- [GIVEN PROBLEM]:
Please carry on the passage below about famous musicians who played Bechstein pianos, starting right after its final sentence.

- [PASSAGE PROVIDED]:
___

Edwin Fischer chose a Bechstein piano for his pioneering recording of Bach’s The Well Tempered Clavier, as did Artur Schnabel for his cycle of Beethoven’s 32 piano sonatas. Both artists were very fond of Bechstein pianos, as were many of the 20th century’s leading pianists, such as Wilhelm Kempff, Wilhelm Backhaus, Walter Gieseking and Jorge Bolet.

Polish pianist Władysław Szpilman (famous thanks to the movie The Pianist) used a Bechstein piano until 1941 in his family private apartments in Warsaw.

For his studio recording of the music of Chopin and Beethoven, Dinu Lipatti used a Bechstein piano.

Bob Dylan played a Bechstein piano at the ABC Theatre in Edinburgh, Scotland on 20 May 1966. He is mentioned on many Bechstein dealers’ web pages as a regular Bechstein player. When Dave Stewart of The Eurythmics listed his Bechstein piano for auction, he named Bob Dylan as one of the musicians who had played the piano.

___

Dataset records
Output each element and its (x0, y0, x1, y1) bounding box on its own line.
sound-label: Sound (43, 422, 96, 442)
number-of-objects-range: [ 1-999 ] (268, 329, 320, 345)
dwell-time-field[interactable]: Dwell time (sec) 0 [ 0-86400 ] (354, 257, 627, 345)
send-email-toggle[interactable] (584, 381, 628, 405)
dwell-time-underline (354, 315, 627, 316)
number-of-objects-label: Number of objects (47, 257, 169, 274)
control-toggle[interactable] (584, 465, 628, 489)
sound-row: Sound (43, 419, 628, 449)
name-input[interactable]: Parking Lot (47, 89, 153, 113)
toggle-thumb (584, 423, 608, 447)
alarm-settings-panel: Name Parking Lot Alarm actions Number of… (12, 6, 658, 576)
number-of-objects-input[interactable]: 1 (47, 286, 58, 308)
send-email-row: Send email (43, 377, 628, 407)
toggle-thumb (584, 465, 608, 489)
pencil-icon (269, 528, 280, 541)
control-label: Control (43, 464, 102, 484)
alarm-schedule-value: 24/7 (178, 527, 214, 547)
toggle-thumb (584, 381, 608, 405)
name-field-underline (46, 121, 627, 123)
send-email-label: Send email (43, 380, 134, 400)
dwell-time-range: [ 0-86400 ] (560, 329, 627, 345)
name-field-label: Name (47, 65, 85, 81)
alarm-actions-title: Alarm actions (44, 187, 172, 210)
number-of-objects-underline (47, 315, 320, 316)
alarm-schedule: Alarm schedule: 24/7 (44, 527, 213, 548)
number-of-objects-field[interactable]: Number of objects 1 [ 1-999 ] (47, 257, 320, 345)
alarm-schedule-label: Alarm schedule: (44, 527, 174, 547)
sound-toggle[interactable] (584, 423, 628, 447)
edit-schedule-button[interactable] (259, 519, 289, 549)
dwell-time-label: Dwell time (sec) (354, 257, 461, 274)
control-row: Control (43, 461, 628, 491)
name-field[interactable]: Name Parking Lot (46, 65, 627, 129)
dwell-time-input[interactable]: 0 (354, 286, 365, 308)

___

- [RESPONSE]:
The Bechstein concert grand at London’s Trident Studios, over a century old and much sought-after for its sound, became one of the most frequently recorded instruments in rock history. The piano can be heard on The Beatles’ “Hey Jude,” Elton John’s “Your Song,” George Harrison’s “All Things Must Pass,” David Bowie’s “Life on Mars?,” Lou Reed’s “Perfect Day,” Queen’s “Bohemian Rhapsody,” Carly Simon’s “You’re So Vain,” Nilsson’s “Without You,” and Supertramp’s “Crime of the Century”. It saw service in the studio from 1968 until the mid 1980s, and has since been sold at auction.

Freddie Mercury of the British rock band Queen played a Bechstein piano on the best-selling album A Night at the Opera. (The liner notes to the album, as reprinted in the 2005 deluxe CD/DVD release of the album, credit Freddie Mercury with “Bechstein Debauchery”.)

The music video for Elton John’s “Sorry Seems to Be the Hardest Word” features John playing a white Bechstein grand.

Oscar Peterson played and owned a Bechstein throughout much of his career, publicity contracts with rival manufacturers notwithstanding.

Anna Ivanova (2011) played Liszt’s personal 1880 Bechstein grand piano, which is displayed in the Liszt Haus in Weimar Germany. Recordings of her playing both this grand piano, and the Bechstein 576 (which was delivered March 17, 1862 to Franz Liszt), which presently is being displayed at the Bechstein Centre in Berlin, can be found on YouTube.